Your task is to give the data again, exactly, with every line intact.

[GIVEN RECORDS]:
-*-*-
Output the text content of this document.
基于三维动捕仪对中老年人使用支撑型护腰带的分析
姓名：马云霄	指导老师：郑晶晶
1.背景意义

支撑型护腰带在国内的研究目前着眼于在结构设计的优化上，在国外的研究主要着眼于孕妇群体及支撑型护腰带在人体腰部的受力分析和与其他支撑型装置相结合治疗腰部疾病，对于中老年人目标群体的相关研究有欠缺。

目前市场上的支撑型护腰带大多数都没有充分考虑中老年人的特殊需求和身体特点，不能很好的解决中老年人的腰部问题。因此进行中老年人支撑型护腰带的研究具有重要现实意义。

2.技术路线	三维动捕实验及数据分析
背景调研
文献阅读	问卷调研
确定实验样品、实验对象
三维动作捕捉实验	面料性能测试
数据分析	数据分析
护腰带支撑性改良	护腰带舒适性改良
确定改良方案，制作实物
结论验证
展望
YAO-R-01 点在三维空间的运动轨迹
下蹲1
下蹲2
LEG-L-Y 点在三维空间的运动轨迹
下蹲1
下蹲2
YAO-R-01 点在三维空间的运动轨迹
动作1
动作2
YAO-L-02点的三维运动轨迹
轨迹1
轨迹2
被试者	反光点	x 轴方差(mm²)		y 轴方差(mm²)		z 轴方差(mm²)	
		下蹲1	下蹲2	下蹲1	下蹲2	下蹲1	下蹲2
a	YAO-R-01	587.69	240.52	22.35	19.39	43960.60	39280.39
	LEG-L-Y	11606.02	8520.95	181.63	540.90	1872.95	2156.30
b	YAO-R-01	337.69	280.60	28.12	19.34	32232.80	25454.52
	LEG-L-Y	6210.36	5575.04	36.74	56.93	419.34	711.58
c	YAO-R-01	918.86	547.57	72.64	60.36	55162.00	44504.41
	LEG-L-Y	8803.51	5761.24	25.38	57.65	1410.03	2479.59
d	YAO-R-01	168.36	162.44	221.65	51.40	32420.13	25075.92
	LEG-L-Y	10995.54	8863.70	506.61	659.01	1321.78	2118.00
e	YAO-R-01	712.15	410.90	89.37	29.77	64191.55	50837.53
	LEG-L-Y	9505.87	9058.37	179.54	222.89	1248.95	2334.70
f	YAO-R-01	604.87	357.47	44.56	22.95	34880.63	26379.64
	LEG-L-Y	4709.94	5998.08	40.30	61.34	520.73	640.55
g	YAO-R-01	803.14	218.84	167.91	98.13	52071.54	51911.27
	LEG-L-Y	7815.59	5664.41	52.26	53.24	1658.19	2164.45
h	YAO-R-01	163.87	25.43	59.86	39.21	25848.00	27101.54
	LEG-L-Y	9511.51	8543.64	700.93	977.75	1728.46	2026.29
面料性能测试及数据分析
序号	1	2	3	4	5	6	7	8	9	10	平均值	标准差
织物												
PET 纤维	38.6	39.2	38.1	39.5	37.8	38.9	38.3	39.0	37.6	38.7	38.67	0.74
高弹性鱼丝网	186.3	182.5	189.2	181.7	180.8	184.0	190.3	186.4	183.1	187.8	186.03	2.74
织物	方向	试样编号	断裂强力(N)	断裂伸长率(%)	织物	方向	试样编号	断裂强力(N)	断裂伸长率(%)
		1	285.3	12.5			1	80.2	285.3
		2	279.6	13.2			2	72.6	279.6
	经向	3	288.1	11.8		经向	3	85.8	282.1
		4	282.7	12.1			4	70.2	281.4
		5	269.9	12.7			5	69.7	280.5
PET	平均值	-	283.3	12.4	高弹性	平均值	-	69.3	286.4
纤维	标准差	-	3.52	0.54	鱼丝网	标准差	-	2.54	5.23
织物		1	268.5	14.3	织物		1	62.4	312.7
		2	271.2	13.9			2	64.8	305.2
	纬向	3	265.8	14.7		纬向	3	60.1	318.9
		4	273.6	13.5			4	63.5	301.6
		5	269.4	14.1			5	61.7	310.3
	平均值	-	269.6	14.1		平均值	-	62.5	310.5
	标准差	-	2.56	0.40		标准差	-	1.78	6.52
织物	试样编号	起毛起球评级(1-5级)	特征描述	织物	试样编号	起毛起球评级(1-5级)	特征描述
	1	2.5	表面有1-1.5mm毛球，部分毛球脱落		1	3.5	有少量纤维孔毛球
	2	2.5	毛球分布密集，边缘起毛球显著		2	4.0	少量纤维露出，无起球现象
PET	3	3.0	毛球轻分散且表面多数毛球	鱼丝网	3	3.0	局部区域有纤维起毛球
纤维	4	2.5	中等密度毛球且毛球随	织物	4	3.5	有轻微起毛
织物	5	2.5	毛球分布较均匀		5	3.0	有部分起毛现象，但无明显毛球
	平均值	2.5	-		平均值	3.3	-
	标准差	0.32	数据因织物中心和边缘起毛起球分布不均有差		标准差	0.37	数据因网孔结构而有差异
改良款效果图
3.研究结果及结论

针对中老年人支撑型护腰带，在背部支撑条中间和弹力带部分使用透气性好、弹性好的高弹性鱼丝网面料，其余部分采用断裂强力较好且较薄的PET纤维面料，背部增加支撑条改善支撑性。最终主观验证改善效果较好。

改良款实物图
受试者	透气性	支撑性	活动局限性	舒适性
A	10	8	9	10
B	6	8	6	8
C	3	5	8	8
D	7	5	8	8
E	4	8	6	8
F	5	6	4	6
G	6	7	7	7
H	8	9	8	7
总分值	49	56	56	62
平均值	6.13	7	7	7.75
-*-*-
[RESPONSE]:
Output the text content of this document.
基于三维动捕仪对中老年人使用支撑型护腰带的分析
姓名：马云霄	指导老师：郑晶晶
1.背景意义

支撑型护腰带在国内的研究目前着眼于在结构设计的优化上，在国外的研究主要着眼于孕妇群体及支撑型护腰带在人体腰部的受力分析和与其他支撑型装置相结合治疗腰部疾病，对于中老年人目标群体的相关研究有欠缺。

目前市场上的支撑型护腰带大多数都没有充分考虑中老年人的特殊需求和身体特点，不能很好的解决中老年人的腰部问题。因此进行中老年人支撑型护腰带的研究具有重要现实意义。

2.技术路线	三维动捕实验及数据分析
背景调研
文献阅读	问卷调研
确定实验样品、实验对象
三维动作捕捉实验	面料性能测试
数据分析	数据分析
护腰带支撑性改良	护腰带舒适性改良
确定改良方案，制作实物
结论验证
展望
YAO-R-01 点在三维空间的运动轨迹
下蹲1
下蹲2
LEG-L-Y 点在三维空间的运动轨迹
下蹲1
下蹲2
YAO-R-01 点在三维空间的运动轨迹
动作1
动作2
YAO-L-02点的三维运动轨迹
轨迹1
轨迹2
被试者	反光点	x 轴方差(mm²)		y 轴方差(mm²)		z 轴方差(mm²)	
		下蹲1	下蹲2	下蹲1	下蹲2	下蹲1	下蹲2
a	YAO-R-01	587.69	240.52	22.35	19.39	43960.60	39280.39
	LEG-L-Y	11606.02	8520.95	181.63	540.90	1872.95	2156.30
b	YAO-R-01	337.69	280.60	28.12	19.34	32232.80	25454.52
	LEG-L-Y	6210.36	5575.04	36.74	56.93	419.34	711.58
c	YAO-R-01	918.86	547.57	72.64	60.36	55162.00	44504.41
	LEG-L-Y	8803.51	5761.24	25.38	57.65	1410.03	2479.59
d	YAO-R-01	168.36	162.44	221.65	51.40	32420.13	25075.92
	LEG-L-Y	10995.54	8863.70	506.61	659.01	1321.78	2118.00
e	YAO-R-01	712.15	410.90	89.37	29.77	64191.55	50837.53
	LEG-L-Y	9505.87	9058.37	179.54	222.89	1248.95	2334.70
f	YAO-R-01	604.87	357.47	44.56	22.95	34880.63	26379.64
	LEG-L-Y	4709.94	5998.08	40.30	61.34	520.73	640.55
g	YAO-R-01	803.14	218.84	167.91	98.13	52071.54	51911.27
	LEG-L-Y	7815.59	5664.41	52.26	53.24	1658.19	2164.45
h	YAO-R-01	163.87	25.43	59.86	39.21	25848.00	27101.54
	LEG-L-Y	9511.51	8543.64	700.93	977.75	1728.46	2026.29
面料性能测试及数据分析
序号	1	2	3	4	5	6	7	8	9	10	平均值	标准差
织物												
PET 纤维	38.6	39.2	38.1	39.5	37.8	38.9	38.3	39.0	37.6	38.7	38.67	0.74
高弹性鱼丝网	186.3	182.5	189.2	181.7	180.8	184.0	190.3	186.4	183.1	187.8	186.03	2.74
织物	方向	试样编号	断裂强力(N)	断裂伸长率(%)	织物	方向	试样编号	断裂强力(N)	断裂伸长率(%)
		1	285.3	12.5			1	80.2	285.3
		2	279.6	13.2			2	72.6	279.6
	经向	3	288.1	11.8		经向	3	85.8	282.1
		4	282.7	12.1			4	70.2	281.4
		5	269.9	12.7			5	69.7	280.5
PET	平均值	-	283.3	12.4	高弹性	平均值	-	69.3	286.4
纤维	标准差	-	3.52	0.54	鱼丝网	标准差	-	2.54	5.23
织物		1	268.5	14.3	织物		1	62.4	312.7
		2	271.2	13.9			2	64.8	305.2
	纬向	3	265.8	14.7		纬向	3	60.1	318.9
		4	273.6	13.5			4	63.5	301.6
		5	269.4	14.1			5	61.7	310.3
	平均值	-	269.6	14.1		平均值	-	62.5	310.5
	标准差	-	2.56	0.40		标准差	-	1.78	6.52
织物	试样编号	起毛起球评级(1-5级)	特征描述	织物	试样编号	起毛起球评级(1-5级)	特征描述
	1	2.5	表面有1-1.5mm毛球，部分毛球脱落		1	3.5	有少量纤维孔毛球
	2	2.5	毛球分布密集，边缘起毛球显著		2	4.0	少量纤维露出，无起球现象
PET	3	3.0	毛球轻分散且表面多数毛球	鱼丝网	3	3.0	局部区域有纤维起毛球
纤维	4	2.5	中等密度毛球且毛球随	织物	4	3.5	有轻微起毛
织物	5	2.5	毛球分布较均匀		5	3.0	有部分起毛现象，但无明显毛球
	平均值	2.5	-		平均值	3.3	-
	标准差	0.32	数据因织物中心和边缘起毛起球分布不均有差		标准差	0.37	数据因网孔结构而有差异
改良款效果图
3.研究结果及结论

针对中老年人支撑型护腰带，在背部支撑条中间和弹力带部分使用透气性好、弹性好的高弹性鱼丝网面料，其余部分采用断裂强力较好且较薄的PET纤维面料，背部增加支撑条改善支撑性。最终主观验证改善效果较好。

改良款实物图
受试者	透气性	支撑性	活动局限性	舒适性
A	10	8	9	10
B	6	8	6	8
C	3	5	8	8
D	7	5	8	8
E	4	8	6	8
F	5	6	4	6
G	6	7	7	7
H	8	9	8	7
总分值	49	56	56	62
平均值	6.13	7	7	7.75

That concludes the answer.